Challenge
The records below should be written out again, exactly.

Entries
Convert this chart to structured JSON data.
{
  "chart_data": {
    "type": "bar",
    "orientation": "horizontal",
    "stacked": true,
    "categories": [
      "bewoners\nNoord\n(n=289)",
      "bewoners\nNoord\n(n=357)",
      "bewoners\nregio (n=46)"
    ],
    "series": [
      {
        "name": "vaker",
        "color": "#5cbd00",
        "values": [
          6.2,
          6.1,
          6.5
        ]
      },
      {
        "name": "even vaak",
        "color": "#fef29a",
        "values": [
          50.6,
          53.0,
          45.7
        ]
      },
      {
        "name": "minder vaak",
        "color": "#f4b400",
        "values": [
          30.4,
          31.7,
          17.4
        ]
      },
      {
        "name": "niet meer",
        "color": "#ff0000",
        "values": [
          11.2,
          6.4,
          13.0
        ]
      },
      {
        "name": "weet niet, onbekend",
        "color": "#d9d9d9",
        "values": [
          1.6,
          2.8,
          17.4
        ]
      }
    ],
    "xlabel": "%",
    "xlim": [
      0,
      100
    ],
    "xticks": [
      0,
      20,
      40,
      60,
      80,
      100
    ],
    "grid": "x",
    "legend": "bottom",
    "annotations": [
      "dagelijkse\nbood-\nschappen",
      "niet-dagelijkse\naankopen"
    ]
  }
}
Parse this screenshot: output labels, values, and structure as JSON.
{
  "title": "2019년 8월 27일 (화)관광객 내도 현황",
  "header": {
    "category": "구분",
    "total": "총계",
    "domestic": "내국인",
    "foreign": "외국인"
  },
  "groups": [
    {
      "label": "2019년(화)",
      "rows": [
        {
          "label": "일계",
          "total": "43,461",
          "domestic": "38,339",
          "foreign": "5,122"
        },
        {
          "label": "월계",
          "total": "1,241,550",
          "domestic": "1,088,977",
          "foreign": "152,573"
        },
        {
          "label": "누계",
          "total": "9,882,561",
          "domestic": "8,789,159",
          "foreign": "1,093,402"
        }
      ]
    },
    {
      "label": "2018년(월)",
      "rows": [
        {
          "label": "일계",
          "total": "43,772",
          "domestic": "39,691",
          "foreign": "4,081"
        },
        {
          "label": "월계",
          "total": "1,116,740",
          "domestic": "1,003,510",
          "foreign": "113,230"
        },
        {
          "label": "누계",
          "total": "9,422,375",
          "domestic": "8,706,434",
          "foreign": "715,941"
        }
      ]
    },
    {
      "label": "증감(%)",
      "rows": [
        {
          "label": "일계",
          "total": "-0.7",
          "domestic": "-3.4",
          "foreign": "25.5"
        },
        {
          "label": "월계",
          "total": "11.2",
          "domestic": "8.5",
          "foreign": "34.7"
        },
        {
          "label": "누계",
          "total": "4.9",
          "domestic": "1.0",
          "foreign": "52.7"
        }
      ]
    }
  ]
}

Solution
Convert this chart to structured JSON data.
{
  "chart_data": {
    "type": "bar",
    "orientation": "horizontal",
    "stacked": true,
    "categories": [
      "bewoners\nNoord\n(n=289)",
      "bewoners\nNoord\n(n=357)",
      "bewoners\nregio (n=46)"
    ],
    "series": [
      {
        "name": "vaker",
        "color": "#5cbd00",
        "values": [
          6.2,
          6.1,
          6.5
        ]
      },
      {
        "name": "even vaak",
        "color": "#fef29a",
        "values": [
          50.6,
          53.0,
          45.7
        ]
      },
      {
        "name": "minder vaak",
        "color": "#f4b400",
        "values": [
          30.4,
          31.7,
          17.4
        ]
      },
      {
        "name": "niet meer",
        "color": "#ff0000",
        "values": [
          11.2,
          6.4,
          13.0
        ]
      },
      {
        "name": "weet niet, onbekend",
        "color": "#d9d9d9",
        "values": [
          1.6,
          2.8,
          17.4
        ]
      }
    ],
    "xlabel": "%",
    "xlim": [
      0,
      100
    ],
    "xticks": [
      0,
      20,
      40,
      60,
      80,
      100
    ],
    "grid": "x",
    "legend": "bottom",
    "annotations": [
      "dagelijkse\nbood-\nschappen",
      "niet-dagelijkse\naankopen"
    ]
  }
}
Parse this screenshot: output labels, values, and structure as JSON.
{
  "title": "2019년 8월 27일 (화)관광객 내도 현황",
  "header": {
    "category": "구분",
    "total": "총계",
    "domestic": "내국인",
    "foreign": "외국인"
  },
  "groups": [
    {
      "label": "2019년(화)",
      "rows": [
        {
          "label": "일계",
          "total": "43,461",
          "domestic": "38,339",
          "foreign": "5,122"
        },
        {
          "label": "월계",
          "total": "1,241,550",
          "domestic": "1,088,977",
          "foreign": "152,573"
        },
        {
          "label": "누계",
          "total": "9,882,561",
          "domestic": "8,789,159",
          "foreign": "1,093,402"
        }
      ]
    },
    {
      "label": "2018년(월)",
      "rows": [
        {
          "label": "일계",
          "total": "43,772",
          "domestic": "39,691",
          "foreign": "4,081"
        },
        {
          "label": "월계",
          "total": "1,116,740",
          "domestic": "1,003,510",
          "foreign": "113,230"
        },
        {
          "label": "누계",
          "total": "9,422,375",
          "domestic": "8,706,434",
          "foreign": "715,941"
        }
      ]
    },
    {
      "label": "증감(%)",
      "rows": [
        {
          "label": "일계",
          "total": "-0.7",
          "domestic": "-3.4",
          "foreign": "25.5"
        },
        {
          "label": "월계",
          "total": "11.2",
          "domestic": "8.5",
          "foreign": "34.7"
        },
        {
          "label": "누계",
          "total": "4.9",
          "domestic": "1.0",
          "foreign": "52.7"
        }
      ]
    }
  ]
}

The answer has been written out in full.